§ **WHAT YOU HAVE TO DO**
Locate each line in the records containing "into". Copy it.

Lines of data

┄┄┄┄┄┄

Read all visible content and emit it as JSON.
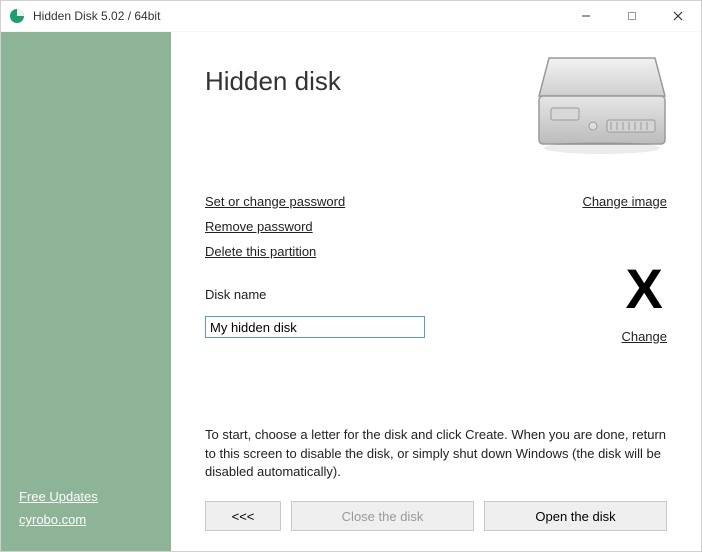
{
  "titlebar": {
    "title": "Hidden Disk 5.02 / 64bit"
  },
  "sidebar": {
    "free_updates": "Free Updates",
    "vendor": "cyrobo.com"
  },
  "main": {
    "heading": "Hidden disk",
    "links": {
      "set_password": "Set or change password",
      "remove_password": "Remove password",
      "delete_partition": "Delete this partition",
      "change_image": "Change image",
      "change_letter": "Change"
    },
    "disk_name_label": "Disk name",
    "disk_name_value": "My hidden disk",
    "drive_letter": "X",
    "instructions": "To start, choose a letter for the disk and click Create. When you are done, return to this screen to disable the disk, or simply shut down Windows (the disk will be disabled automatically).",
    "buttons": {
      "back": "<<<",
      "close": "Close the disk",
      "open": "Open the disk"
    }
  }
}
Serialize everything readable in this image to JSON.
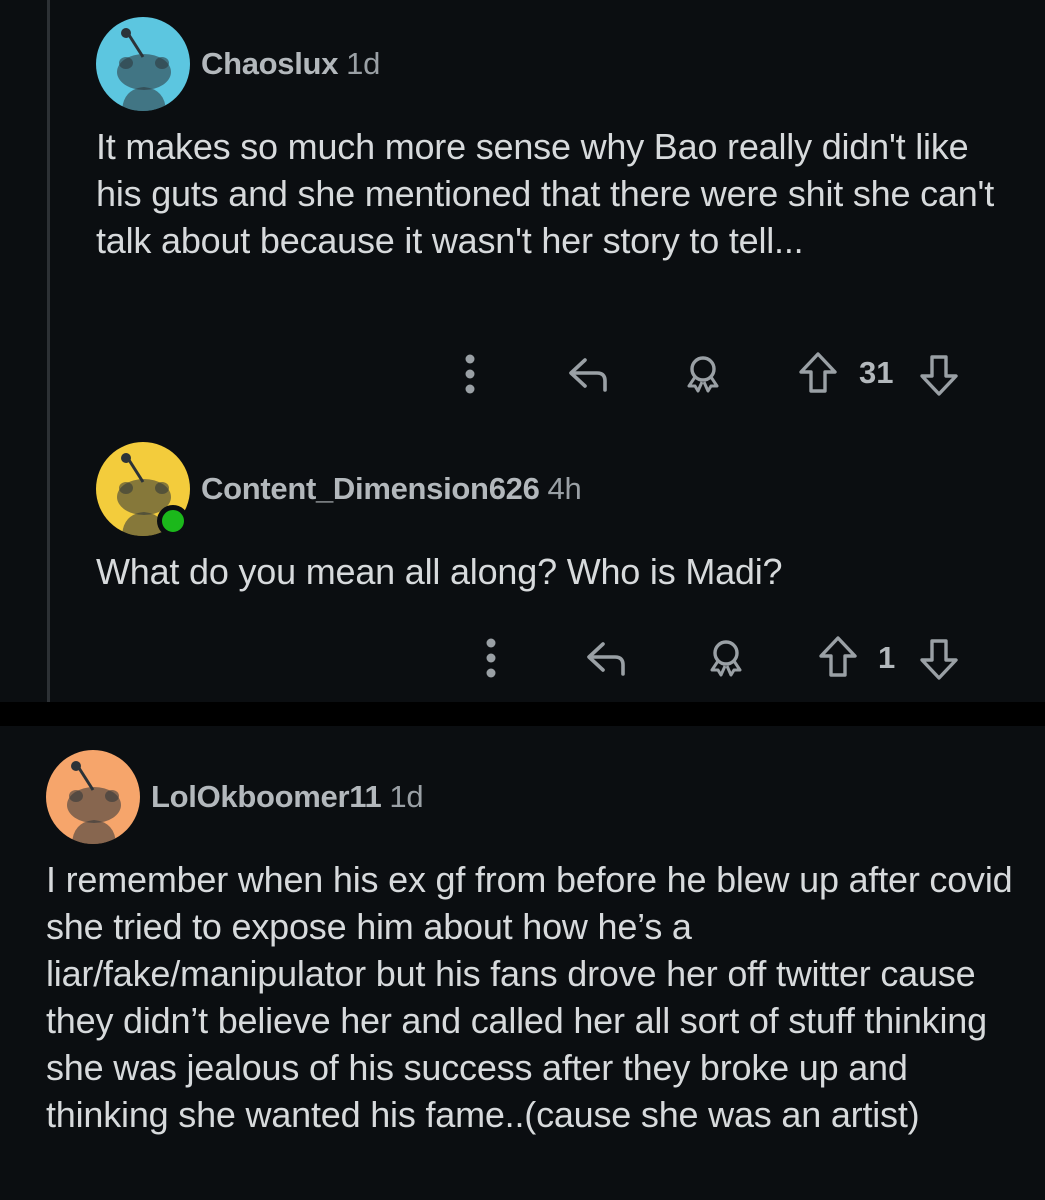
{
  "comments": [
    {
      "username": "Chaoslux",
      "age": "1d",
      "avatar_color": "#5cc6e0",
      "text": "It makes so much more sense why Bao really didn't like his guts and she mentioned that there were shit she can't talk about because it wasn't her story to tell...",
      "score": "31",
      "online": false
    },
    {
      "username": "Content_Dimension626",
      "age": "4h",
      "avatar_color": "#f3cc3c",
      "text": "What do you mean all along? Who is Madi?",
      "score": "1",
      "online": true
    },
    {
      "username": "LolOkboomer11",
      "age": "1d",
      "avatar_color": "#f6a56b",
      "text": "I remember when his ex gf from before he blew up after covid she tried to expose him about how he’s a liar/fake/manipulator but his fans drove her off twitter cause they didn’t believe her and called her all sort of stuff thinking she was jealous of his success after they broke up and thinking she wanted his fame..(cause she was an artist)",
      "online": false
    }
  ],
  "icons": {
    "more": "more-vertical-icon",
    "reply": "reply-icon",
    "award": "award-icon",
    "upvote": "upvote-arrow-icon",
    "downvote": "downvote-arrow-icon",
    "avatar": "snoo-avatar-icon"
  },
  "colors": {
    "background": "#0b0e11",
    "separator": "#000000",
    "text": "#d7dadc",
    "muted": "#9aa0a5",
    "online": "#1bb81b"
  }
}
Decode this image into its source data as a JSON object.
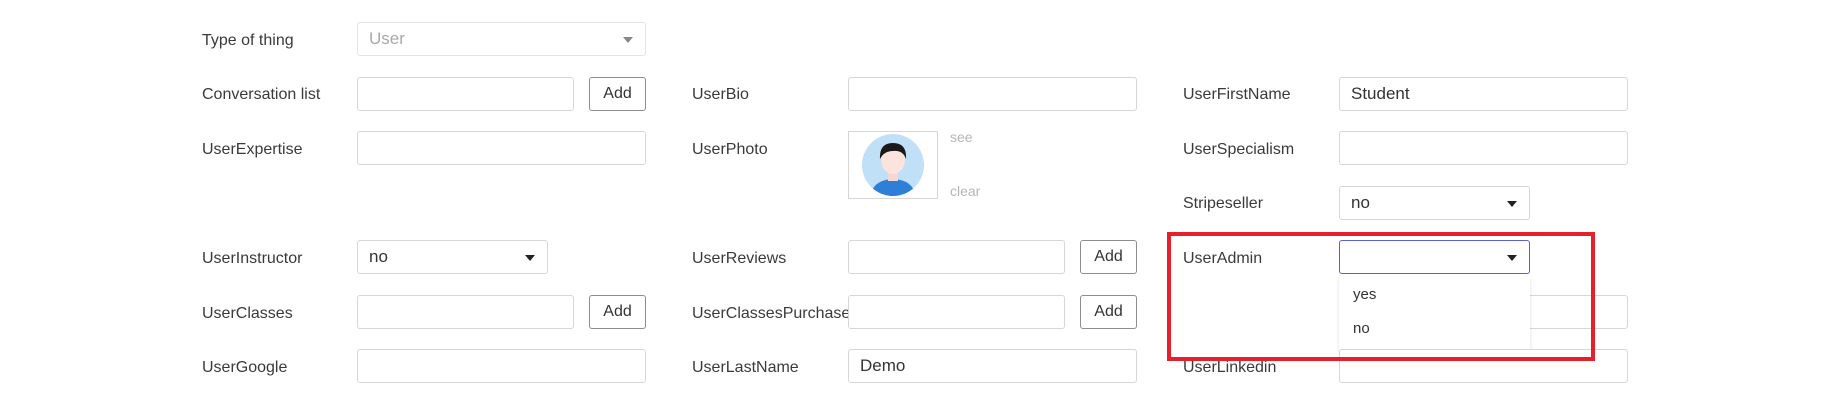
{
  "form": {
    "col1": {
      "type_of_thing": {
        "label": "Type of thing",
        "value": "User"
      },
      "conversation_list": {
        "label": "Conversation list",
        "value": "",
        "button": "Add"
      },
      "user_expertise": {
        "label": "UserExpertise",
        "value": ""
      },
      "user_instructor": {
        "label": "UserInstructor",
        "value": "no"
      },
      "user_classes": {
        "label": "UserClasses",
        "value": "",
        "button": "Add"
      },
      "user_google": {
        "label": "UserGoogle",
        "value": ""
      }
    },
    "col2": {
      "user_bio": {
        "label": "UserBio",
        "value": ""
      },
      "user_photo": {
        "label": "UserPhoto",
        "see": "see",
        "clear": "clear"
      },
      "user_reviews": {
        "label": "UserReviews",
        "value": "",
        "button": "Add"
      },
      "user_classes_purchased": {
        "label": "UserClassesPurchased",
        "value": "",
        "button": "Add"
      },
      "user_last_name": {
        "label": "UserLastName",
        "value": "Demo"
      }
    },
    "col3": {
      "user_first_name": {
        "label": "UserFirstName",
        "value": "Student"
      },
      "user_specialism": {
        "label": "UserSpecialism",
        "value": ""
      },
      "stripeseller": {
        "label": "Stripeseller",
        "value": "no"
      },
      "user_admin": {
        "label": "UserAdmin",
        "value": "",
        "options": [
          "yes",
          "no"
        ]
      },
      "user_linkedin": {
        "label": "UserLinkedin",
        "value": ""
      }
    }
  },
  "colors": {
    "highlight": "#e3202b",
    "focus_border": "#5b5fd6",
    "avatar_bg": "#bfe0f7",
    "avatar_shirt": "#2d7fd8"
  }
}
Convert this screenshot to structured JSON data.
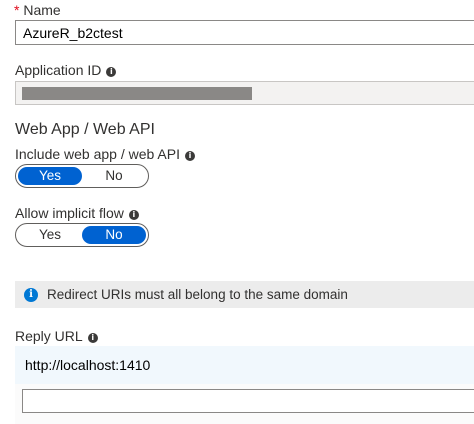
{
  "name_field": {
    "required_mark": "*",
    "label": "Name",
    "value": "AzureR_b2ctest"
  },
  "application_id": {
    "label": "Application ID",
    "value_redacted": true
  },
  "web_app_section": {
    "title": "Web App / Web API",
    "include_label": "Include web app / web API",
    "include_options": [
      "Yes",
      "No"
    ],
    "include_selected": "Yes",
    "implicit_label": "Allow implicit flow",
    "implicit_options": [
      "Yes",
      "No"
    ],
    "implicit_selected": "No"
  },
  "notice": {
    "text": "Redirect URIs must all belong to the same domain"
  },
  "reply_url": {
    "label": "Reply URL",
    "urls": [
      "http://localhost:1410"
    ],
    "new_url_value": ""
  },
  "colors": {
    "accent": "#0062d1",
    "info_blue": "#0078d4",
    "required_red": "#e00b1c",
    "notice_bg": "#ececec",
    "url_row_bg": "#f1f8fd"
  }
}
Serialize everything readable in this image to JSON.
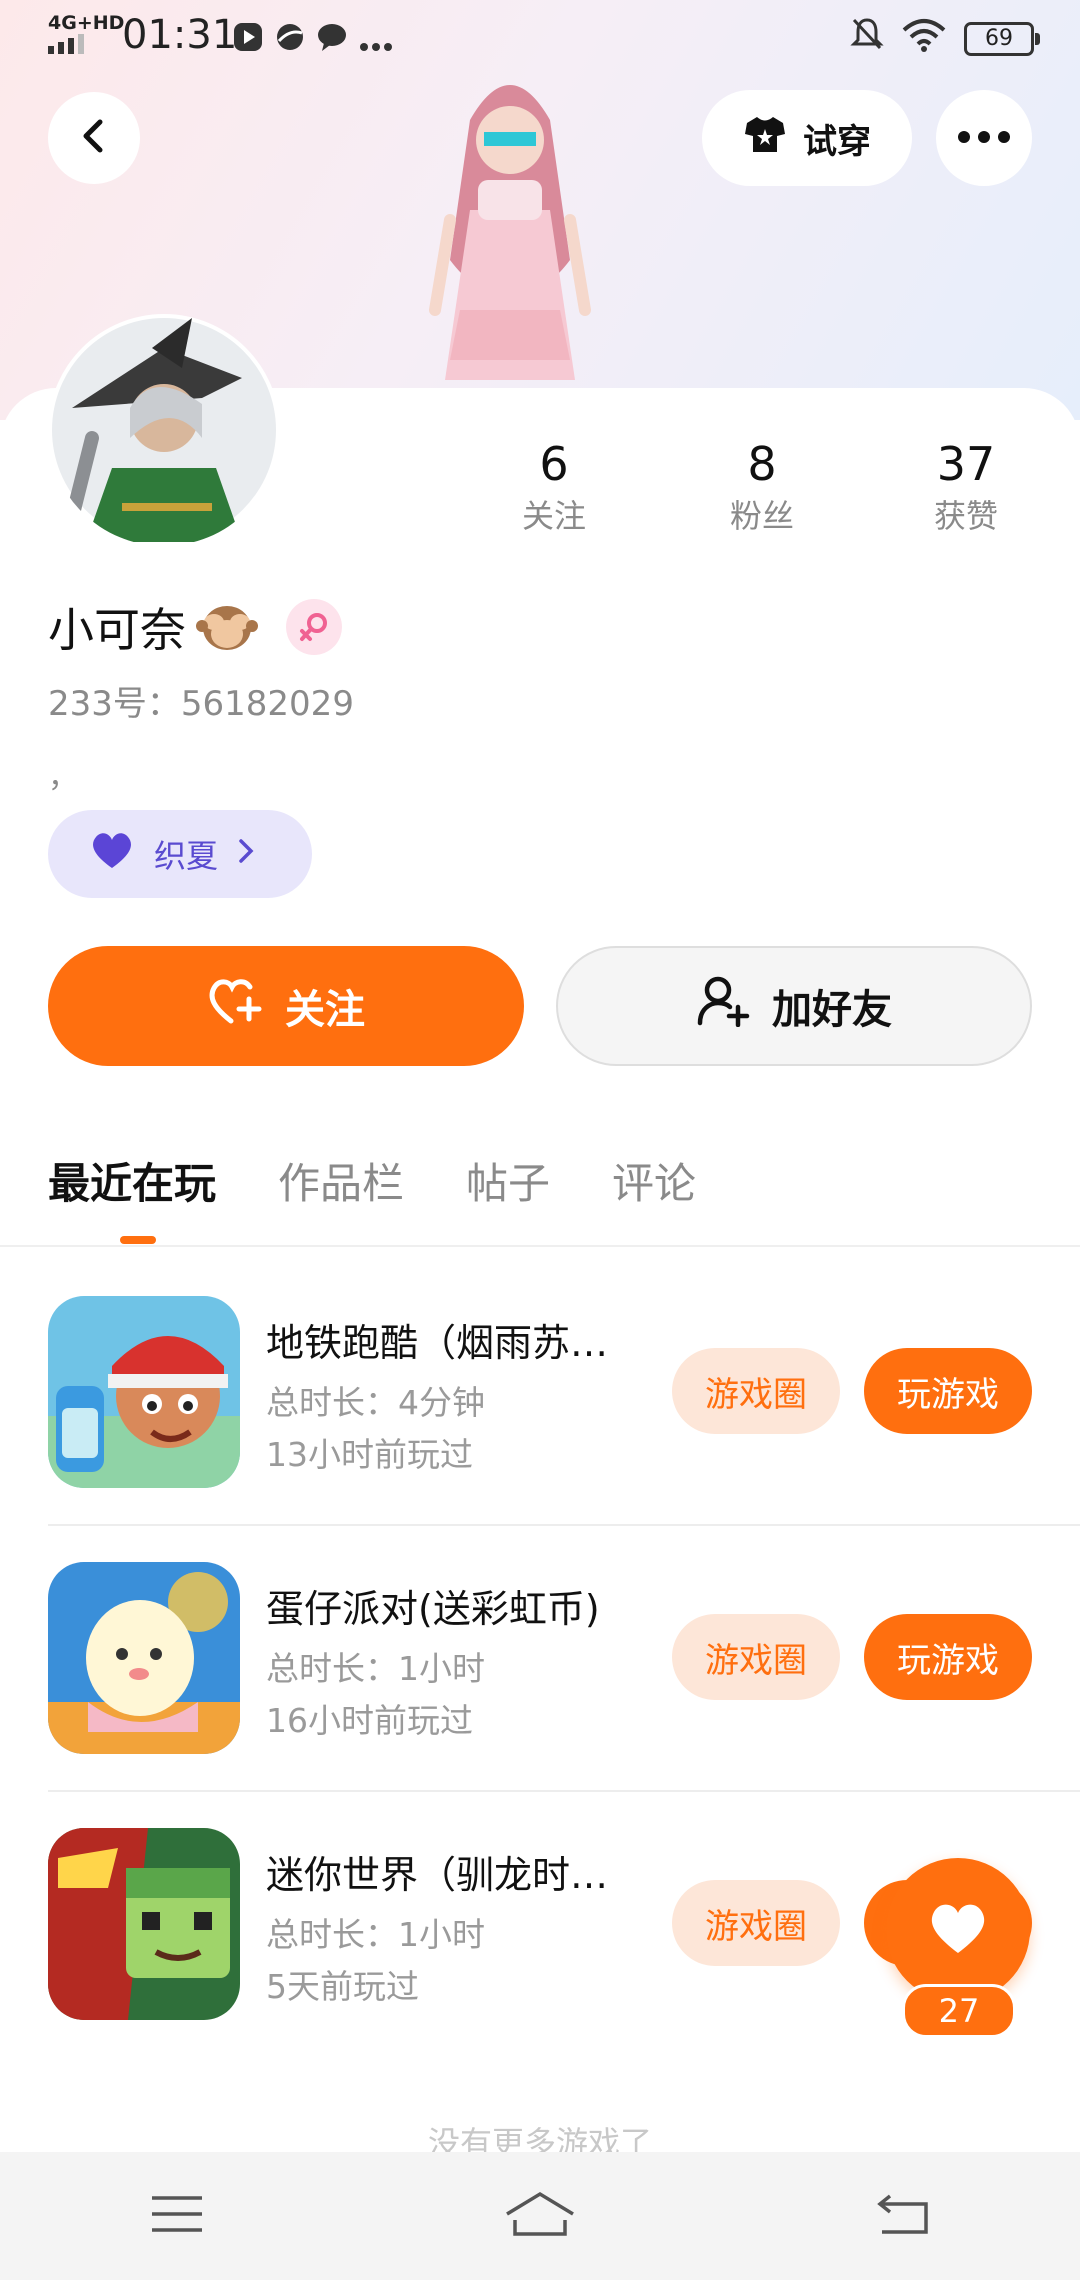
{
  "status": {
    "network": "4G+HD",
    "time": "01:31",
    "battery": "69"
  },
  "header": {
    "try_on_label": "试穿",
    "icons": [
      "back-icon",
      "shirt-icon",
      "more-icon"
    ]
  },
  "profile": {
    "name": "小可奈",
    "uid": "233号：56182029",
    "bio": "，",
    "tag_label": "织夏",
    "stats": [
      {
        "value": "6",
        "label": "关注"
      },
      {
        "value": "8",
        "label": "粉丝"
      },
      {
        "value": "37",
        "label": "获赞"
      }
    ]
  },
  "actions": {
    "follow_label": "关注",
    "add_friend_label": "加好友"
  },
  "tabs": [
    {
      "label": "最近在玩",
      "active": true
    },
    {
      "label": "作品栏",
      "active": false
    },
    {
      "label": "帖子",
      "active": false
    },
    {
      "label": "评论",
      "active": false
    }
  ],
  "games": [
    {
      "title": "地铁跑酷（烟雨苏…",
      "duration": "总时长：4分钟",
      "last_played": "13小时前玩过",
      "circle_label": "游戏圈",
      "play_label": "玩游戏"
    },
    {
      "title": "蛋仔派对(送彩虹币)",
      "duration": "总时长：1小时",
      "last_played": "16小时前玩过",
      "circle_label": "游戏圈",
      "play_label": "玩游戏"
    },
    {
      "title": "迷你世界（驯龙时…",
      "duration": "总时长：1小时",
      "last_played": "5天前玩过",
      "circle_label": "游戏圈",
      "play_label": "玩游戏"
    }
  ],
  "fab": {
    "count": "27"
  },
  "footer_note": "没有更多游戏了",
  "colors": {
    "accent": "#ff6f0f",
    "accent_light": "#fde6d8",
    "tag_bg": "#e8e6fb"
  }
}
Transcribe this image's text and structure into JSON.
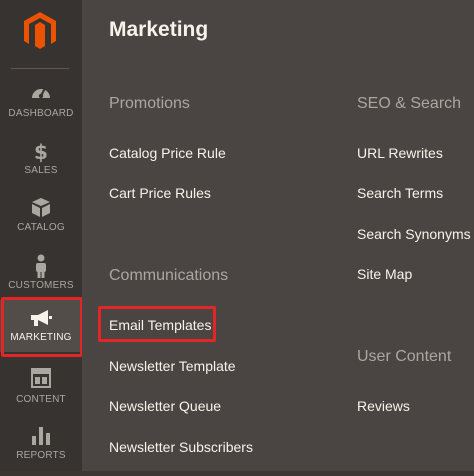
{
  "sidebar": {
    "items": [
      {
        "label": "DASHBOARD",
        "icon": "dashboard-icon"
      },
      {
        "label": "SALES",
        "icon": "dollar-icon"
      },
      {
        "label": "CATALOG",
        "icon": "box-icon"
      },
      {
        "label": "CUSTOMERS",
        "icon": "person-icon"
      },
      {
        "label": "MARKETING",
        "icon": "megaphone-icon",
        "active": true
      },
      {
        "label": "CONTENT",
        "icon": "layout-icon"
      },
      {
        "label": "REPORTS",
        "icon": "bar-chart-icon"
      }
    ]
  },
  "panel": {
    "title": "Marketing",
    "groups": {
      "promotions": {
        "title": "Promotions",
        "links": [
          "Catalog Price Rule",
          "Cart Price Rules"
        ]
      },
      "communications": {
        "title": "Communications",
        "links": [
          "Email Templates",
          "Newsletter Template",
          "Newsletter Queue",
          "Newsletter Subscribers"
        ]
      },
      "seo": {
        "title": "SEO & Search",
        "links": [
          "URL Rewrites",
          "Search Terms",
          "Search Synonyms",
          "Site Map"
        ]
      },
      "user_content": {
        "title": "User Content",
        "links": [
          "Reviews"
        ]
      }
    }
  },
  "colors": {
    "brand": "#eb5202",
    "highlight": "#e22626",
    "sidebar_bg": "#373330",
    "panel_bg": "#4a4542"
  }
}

┄┄┄┄┄┄

§ **SOLUTION FOR THIS TASK**
Decode this image into its source data as a JSON object.
Transcribe this image's text and structure into JSON.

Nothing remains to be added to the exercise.